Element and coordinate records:
◇ ◇ ◇ ◇ ◇

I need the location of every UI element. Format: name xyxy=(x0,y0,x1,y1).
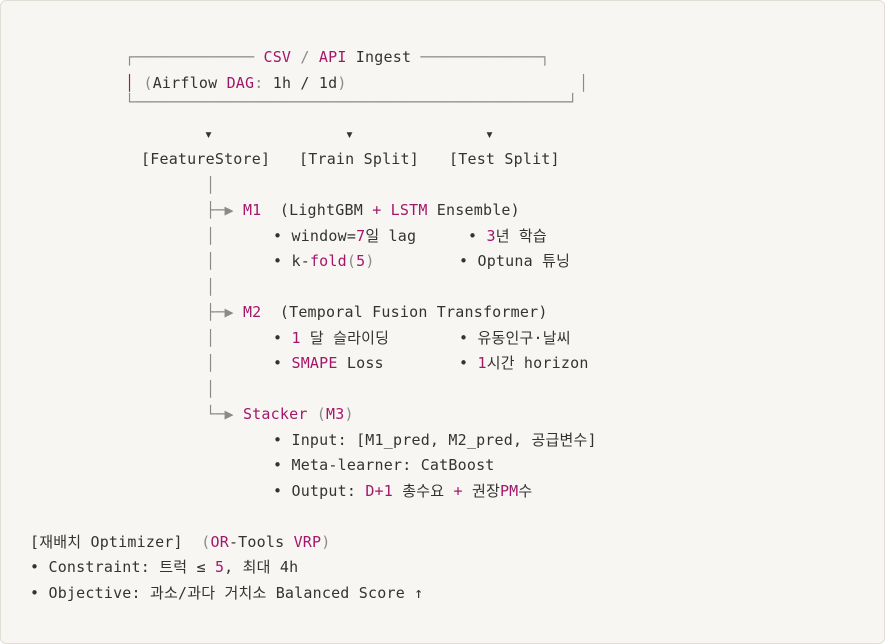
stage-test-split: [Test Split] xyxy=(449,150,560,168)
stage-train-split: [Train Split] xyxy=(299,150,419,168)
tree-trunk: │ xyxy=(206,380,216,398)
stage-featurestore: [FeatureStore] xyxy=(141,150,271,168)
stacker-label: Stacker xyxy=(242,405,308,423)
stacker-bullet-meta: • Meta-learner: CatBoost xyxy=(273,456,495,474)
tree-trunk: │ xyxy=(206,227,216,245)
optimizer-constraint: • Constraint: 트럭 ≤ 5, 최대 4h xyxy=(30,558,299,576)
tree-trunk: │ xyxy=(206,176,216,194)
m1-label: M1 xyxy=(242,201,262,219)
m1-bullet-kfold: • k-fold(5) xyxy=(273,252,375,270)
tree-trunk: │ xyxy=(206,278,216,296)
tree-trunk: │ xyxy=(206,252,216,270)
schedule-text: 1h / 1d xyxy=(272,74,338,92)
tree-trunk: │ xyxy=(206,354,216,372)
stacker-bullet-input: • Input: [M1_pred, M2_pred, 공급변수] xyxy=(273,431,597,449)
csv-label: CSV xyxy=(263,48,292,66)
ingest-box-middle: │ (Airflow DAG: 1h / 1d) xyxy=(125,74,347,92)
dag-label: DAG xyxy=(226,74,255,92)
m2-label: M2 xyxy=(242,303,262,321)
stacker-bullet-output: • Output: D+1 총수요 + 권장PM수 xyxy=(273,482,533,500)
ingest-box-bottom: └───────────────────────────────────────… xyxy=(125,93,578,111)
api-label: API xyxy=(318,48,347,66)
optimizer-title: [재배치 Optimizer] (OR-Tools VRP) xyxy=(30,533,331,551)
tree-trunk: │ xyxy=(206,329,216,347)
m1-bullet-window: • window=7일 lag xyxy=(273,227,417,245)
m2-bullet-horizon: • 1시간 horizon xyxy=(459,354,589,372)
m1-bullet-years: • 3년 학습 xyxy=(468,227,547,245)
optimizer-objective: • Objective: 과소/과다 거치소 Balanced Score ↑ xyxy=(30,584,424,602)
m2-row: ├─▶ M2 (Temporal Fusion Transformer) xyxy=(206,303,548,321)
m2-bullet-sliding: • 1 달 슬라이딩 xyxy=(273,329,390,347)
m2-bullet-smape: • SMAPE Loss xyxy=(273,354,384,372)
ingest-box-right-bar: │ xyxy=(579,74,589,92)
m2-bullet-weather: • 유동인구·날씨 xyxy=(459,329,571,347)
ingest-box-top: ┌───────────── CSV / API Ingest ────────… xyxy=(125,48,550,66)
arrow-down-icon: ▾ xyxy=(204,125,214,143)
stacker-row: └─▶ Stacker (M3) xyxy=(206,405,354,423)
arrow-down-icon: ▾ xyxy=(345,125,355,143)
arrow-down-icon: ▾ xyxy=(485,125,495,143)
m1-bullet-optuna: • Optuna 튜닝 xyxy=(459,252,571,270)
code-block: ┌───────────── CSV / API Ingest ────────… xyxy=(0,0,885,644)
m1-row: ├─▶ M1 (LightGBM + LSTM Ensemble) xyxy=(206,201,520,219)
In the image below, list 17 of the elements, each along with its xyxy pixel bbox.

◇ ◇ ◇ ◇ ◇

■ **What to produce**
Select every line in the records above that contains the string "stage", and copy each one in full.

■ **Response for this exercise**
stage-test-split: [Test Split] xyxy=(449,150,560,168)
stage-train-split: [Train Split] xyxy=(299,150,419,168)
stage-featurestore: [FeatureStore] xyxy=(141,150,271,168)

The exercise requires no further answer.